Given exercise 1 = According to Section 8.5 of the lease excerpt, what must Tenant's written notice of a proposed assignment or sublease specify? List every item.

— start Document extract —

B. If Tenant is a corporation, limited liability company,
partnership or similar entity, Landlord's consent shall not be required with
respect to an assignment of this lease to an Affiliate of Tenant, provided
that (1) the assignee is a reputable entity of good character, (2) a
duplicate original instrument of assignment in form and substance reasonably
satisfactory to Landlord, duly executed by Tenant, shall have been delivered
to Landlord at least fifteen (15) days prior to the effective date of any
such assignment, (3) an instrument in form and substance satisfactory to
Landlord, duly executed by the assignee, in which such assignee assumes (as
of the Commencement Date) observance and performance of, and agrees to be
personally bound by, all of the terms, covenants and conditions of this lease
on Tenant's part to be performed and observed shall have been delivered to
Landlord not more than ten (10) days after the effective date of such
assignment, (4) such assignment is for a legitimate business purpose and not
principally for the purpose of avoiding the restrictions on assignment
otherwise applicable under this Article 8 and (5) such assignee has a Net
Worth, computed in accordance with generally accepted accounting principles
(excluding goodwill and intangible assets) which is at least seventy-five
percent (75%) of Tenant's Net Worth as of the date of this Lease.
Section 8.4 Notwithstanding anything to the contrary in Section 8.1,
Tenant shall have the right, upon ten (10) days' prior written notice to
Landlord, to (a) sublet all or part of the Premises to any related
corporation or other entity which controls Tenant, is controlled by Tenant or
is under common control with Tenant; or (b) assign this Lease to a successor
corporation into which or with which Tenant is merged or consolidated or
which acquired substantially all of Tenant's assets and property; provided
that (i) such successor corporation assumes substantially all of the
obligations and liabilities of Tenant and shall have assets, capitalization
and net worth at least equal to the assets, capitalization and net worth of
Tenant as of the date of this Lease as determined by generally accepted
accounting principles, and (ii) Tenant shall provide in its notice to
Landlord the information required in Section 8.4. For the
22
purpose hereof "control" shall mean ownership of not less than 50% of all the
voting stock or legal and equitable interest in such corporation or entity.
Section 8.5 If Tenant should desire to assign this Lease or sublet
the Premises (or any part thereof), Tenant shall give Landlord written notice
at least twenty (20) business days in advance of the proposed effective date
of any other proposed assignment or sublease, specifying (a) the name,
current address, and business of the proposed assignee or sublessee, (b) in
the case of a proposed sublease, the amount and location of the space within
the Premises proposed to be so subleased, (c) the proposed effective date and
duration of the assignment or subletting, and (d) the proposed rent or
consideration to be paid to Tenant by such assignee or sublessee. Tenant
shall promptly supply Landlord with financial statements and other
information as Landlord may request to evaluate the proposed assignment or
sublease. For assignments and sublettings other than those permitted by
Section 8.3, Landlord shall have fifteen (15) days following receipt of such
notice and other information requested by Landlord within which to notify
Tenant in writing that Landlord elects: (i) to terminate this Lease as to the
space so affected as of the proposed effective date set forth in Tenant's
notice, in which event Tenant shall be relieved of all further obligations
hereunder as to such space, except for obligations under Articles 17 and 22
and all other provisions of this Lease which expressly survive the
termination hereof; or (ii) to permit Tenant to assign or sublet such space;
or (iii) to refuse, in Landlord's reasonable discretion, to consent to
Tenant's assignment or subleasing of such space and to continue this Lease in
full force and effect as to the entire Premises. If Landlord should fail to
notify Tenant in writing of such election within the aforesaid fifteen (15)

— end Document extract —
— start Provided records —

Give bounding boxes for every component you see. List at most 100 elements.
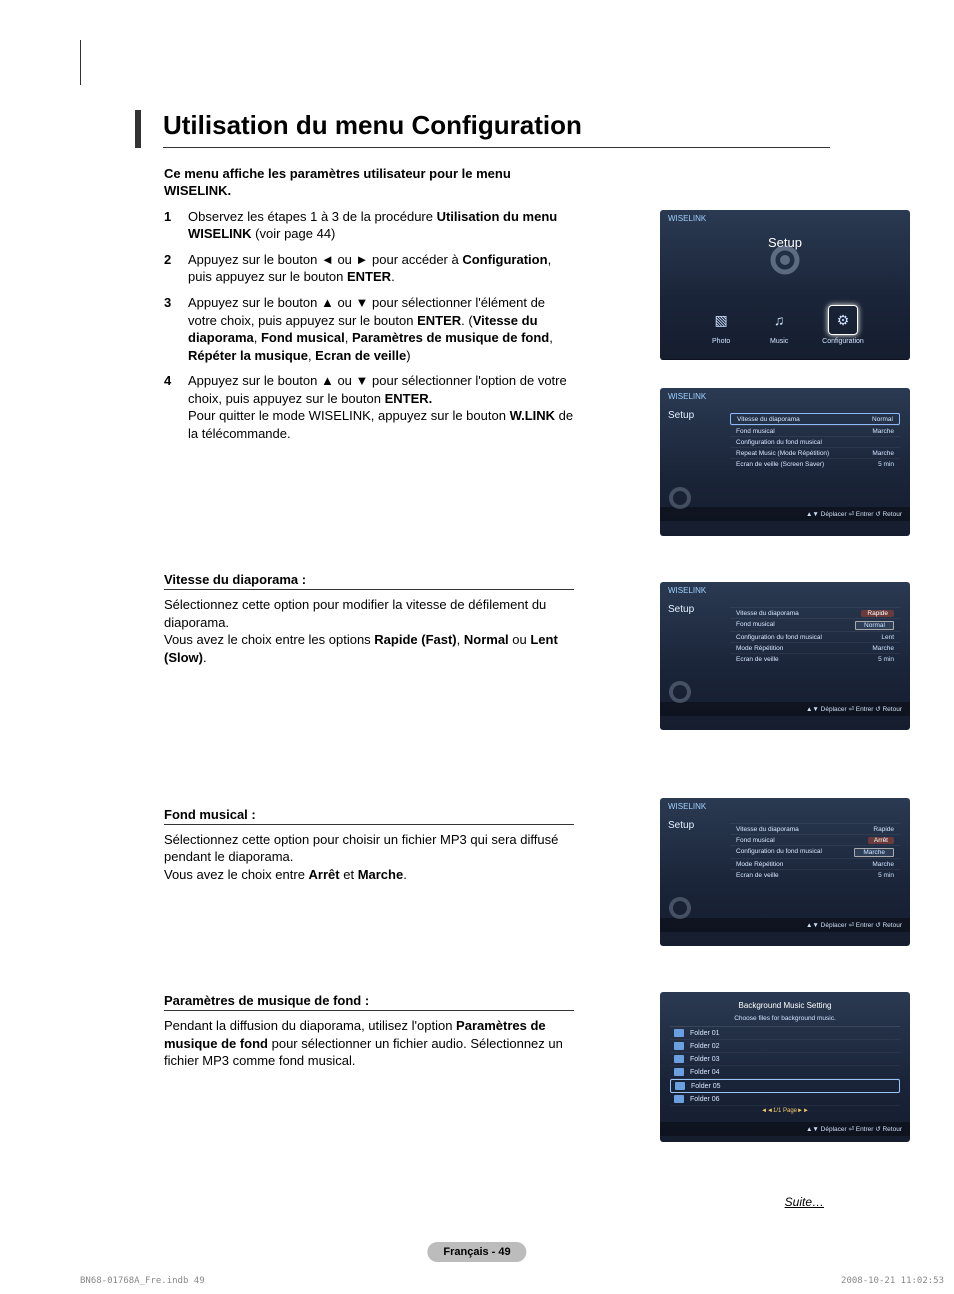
steps-list: 1Observez les étapes 1 à 3 de la procédu… bbox=[164, 208, 574, 443]
intro-text: Ce menu affiche les paramètres utilisate… bbox=[164, 166, 564, 200]
icon-label: Music bbox=[770, 338, 788, 345]
nav-hint-bar: ▲▼ Déplacer ⏎ Entrer ↺ Retour bbox=[660, 918, 910, 932]
folder-row: Folder 04 bbox=[670, 1066, 900, 1079]
folder-name: Folder 03 bbox=[690, 1056, 720, 1063]
step-number: 1 bbox=[164, 208, 174, 243]
menu-row: Vitesse du diaporamaRapide bbox=[730, 607, 900, 618]
menu-icon: ♫ Music bbox=[764, 305, 794, 345]
row-label: Configuration du fond musical bbox=[736, 439, 822, 446]
step-text: Appuyez sur le bouton ▲ ou ▼ pour sélect… bbox=[188, 372, 574, 442]
row-value: Marche bbox=[872, 450, 894, 457]
row-value: 5 min bbox=[878, 656, 894, 663]
row-label: Fond musical bbox=[736, 621, 775, 630]
step-text: Appuyez sur le bouton ◄ ou ► pour accéde… bbox=[188, 251, 574, 286]
row-label: Mode Répétition bbox=[736, 645, 783, 652]
gear-icon bbox=[666, 678, 694, 706]
section: Fond musical : Sélectionnez cette option … bbox=[164, 807, 574, 884]
row-label: Fond musical bbox=[736, 428, 775, 435]
menu-row: Repeat Music (Mode Répétition) Marche bbox=[730, 447, 900, 458]
gear-icon bbox=[666, 894, 694, 922]
menu-row: Vitesse du diaporama Rapide bbox=[730, 823, 900, 834]
folder-row: Folder 05 bbox=[670, 1079, 900, 1093]
step-item: 2Appuyez sur le bouton ◄ ou ► pour accéd… bbox=[164, 251, 574, 286]
page-indicator: ◄◄1/1 Page►► bbox=[670, 1106, 900, 1116]
music-icon: ♫ bbox=[764, 305, 794, 335]
row-label: Vitesse du diaporama bbox=[736, 610, 799, 617]
gear-icon bbox=[765, 240, 805, 280]
gear-icon bbox=[666, 484, 694, 512]
screenshot-background-music: WISELINK Setup Vitesse du diaporama Rapid… bbox=[660, 798, 910, 946]
folder-name: Folder 06 bbox=[690, 1096, 720, 1103]
folder-icon bbox=[674, 1029, 684, 1037]
row-value: Marche bbox=[872, 428, 894, 435]
row-value: Rapide bbox=[873, 826, 894, 833]
photo-icon: ▧ bbox=[706, 305, 736, 335]
footer-filename: BN68-01768A_Fre.indb 49 bbox=[80, 1276, 205, 1286]
step-item: 3Appuyez sur le bouton ▲ ou ▼ pour sélec… bbox=[164, 294, 574, 364]
step-number: 3 bbox=[164, 294, 174, 364]
panel-title: Background Music Setting bbox=[670, 998, 900, 1013]
row-label: Vitesse du diaporama bbox=[737, 416, 800, 423]
menu-icon: ▧Photo bbox=[706, 305, 736, 345]
row-value: Marche bbox=[872, 861, 894, 868]
folder-row: Folder 06 bbox=[670, 1093, 900, 1106]
folder-icon bbox=[674, 1095, 684, 1103]
row-value: Arrêt bbox=[868, 837, 894, 844]
row-label: Mode Répétition bbox=[736, 861, 783, 868]
nav-hint-bar: ▲▼ Déplacer ⏎ Entrer ↺ Retour bbox=[660, 702, 910, 716]
row-label: Configuration du fond musical bbox=[736, 634, 822, 641]
icon-label: Configuration bbox=[822, 338, 864, 345]
folder-name: Folder 02 bbox=[690, 1043, 720, 1050]
row-label: Vitesse du diaporama bbox=[736, 826, 799, 833]
brand-label: WISELINK bbox=[660, 582, 910, 599]
section-heading: Fond musical : bbox=[164, 807, 574, 825]
brand-label: WISELINK bbox=[660, 798, 910, 815]
menu-row: Fond musical Normal bbox=[730, 618, 900, 631]
brand-label: WISELINK bbox=[660, 210, 910, 227]
screenshot-slideshow-speed: WISELINK Setup Vitesse du diaporamaRapid… bbox=[660, 582, 910, 730]
section-body: Sélectionnez cette option pour choisir u… bbox=[164, 831, 574, 884]
row-value: Marche bbox=[872, 645, 894, 652]
step-item: 1Observez les étapes 1 à 3 de la procédu… bbox=[164, 208, 574, 243]
screenshot-folder-picker: Background Music Setting Choose files fo… bbox=[660, 992, 910, 1142]
title-bar: Utilisation du menu Configuration bbox=[135, 110, 830, 148]
row-label: Repeat Music (Mode Répétition) bbox=[736, 450, 829, 457]
folder-icon bbox=[674, 1042, 684, 1050]
side-title: Setup bbox=[668, 604, 694, 615]
menu-row: Configuration du fond musical bbox=[730, 436, 900, 447]
row-label: Fond musical bbox=[736, 837, 775, 844]
folder-name: Folder 04 bbox=[690, 1069, 720, 1076]
folder-row: Folder 02 bbox=[670, 1040, 900, 1053]
menu-row: Mode Répétition Marche bbox=[730, 858, 900, 869]
side-title: Setup bbox=[668, 820, 694, 831]
folder-icon bbox=[674, 1068, 684, 1076]
side-title: Setup bbox=[668, 410, 694, 421]
folder-name: Folder 05 bbox=[691, 1083, 721, 1090]
row-label: Ecran de veille (Screen Saver) bbox=[736, 461, 824, 468]
folder-row: Folder 01 bbox=[670, 1027, 900, 1040]
panel-subtitle: Choose files for background music. bbox=[670, 1013, 900, 1027]
nav-hint-bar: ▲▼ Déplacer ⏎ Entrer ↺ Retour bbox=[660, 1122, 910, 1136]
screenshot-column: WISELINK Setup ▧Photo ♫ Music ⚙Configuratio… bbox=[660, 210, 910, 1170]
row-value: Normal bbox=[855, 621, 894, 630]
continued-label: Suite… bbox=[785, 1195, 824, 1209]
section-heading: Paramètres de musique de fond : bbox=[164, 993, 574, 1011]
row-label: Ecran de veille bbox=[736, 872, 779, 879]
screenshot-setup-main: WISELINK Setup ▧Photo♫Music⚙Configuratio… bbox=[660, 210, 910, 360]
nav-hint-bar: ◄ ► Déplacer ⏎ Entrer ↺ Retour bbox=[660, 359, 910, 360]
step-text: Appuyez sur le bouton ▲ ou ▼ pour sélect… bbox=[188, 294, 574, 364]
menu-row: Configuration du fond musical Lent bbox=[730, 631, 900, 642]
menu-row: Fond musical Arrêt bbox=[730, 834, 900, 845]
menu-row: Ecran de veille 5 min bbox=[730, 653, 900, 664]
menu-icon: ⚙Configuration bbox=[822, 305, 864, 345]
section-body: Pendant la diffusion du diaporama, utili… bbox=[164, 1017, 574, 1070]
row-value: Lent bbox=[881, 634, 894, 641]
row-value: 5 min bbox=[878, 872, 894, 879]
folder-row: Folder 03 bbox=[670, 1053, 900, 1066]
nav-hint-bar: ▲▼ Déplacer ⏎ Entrer ↺ Retour bbox=[660, 507, 910, 521]
footer-timestamp: 2008-10-21 11:02:53 bbox=[841, 1276, 944, 1286]
row-label: Ecran de veille bbox=[736, 656, 779, 663]
step-number: 4 bbox=[164, 372, 174, 442]
folder-name: Folder 01 bbox=[690, 1030, 720, 1037]
brand-label: WISELINK bbox=[660, 388, 910, 405]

— end Provided records —

Given exercise 2 = Quote the part of the entries that opens with the line containing "steps-list: 1Observez les" and closes with the line containing "folder-name: Folder 03".

Complete response 1 =
- The name, current address, and business of the proposed assignee or sublessee
- For a proposed sublease, the amount and location of the space within the Premises proposed to be subleased
- The proposed effective date and duration of the assignment or subletting
- The proposed rent or consideration to be paid to Tenant by the assignee or sublessee

Complete response 2 =
steps-list: 1Observez les étapes 1 à 3 de la procédu… bbox=[164, 208, 574, 443]
intro-text: Ce menu affiche les paramètres utilisate… bbox=[164, 166, 564, 200]
icon-label: Music bbox=[770, 338, 788, 345]
nav-hint-bar: ▲▼ Déplacer ⏎ Entrer ↺ Retour bbox=[660, 918, 910, 932]
folder-row: Folder 04 bbox=[670, 1066, 900, 1079]
folder-name: Folder 03 bbox=[690, 1056, 720, 1063]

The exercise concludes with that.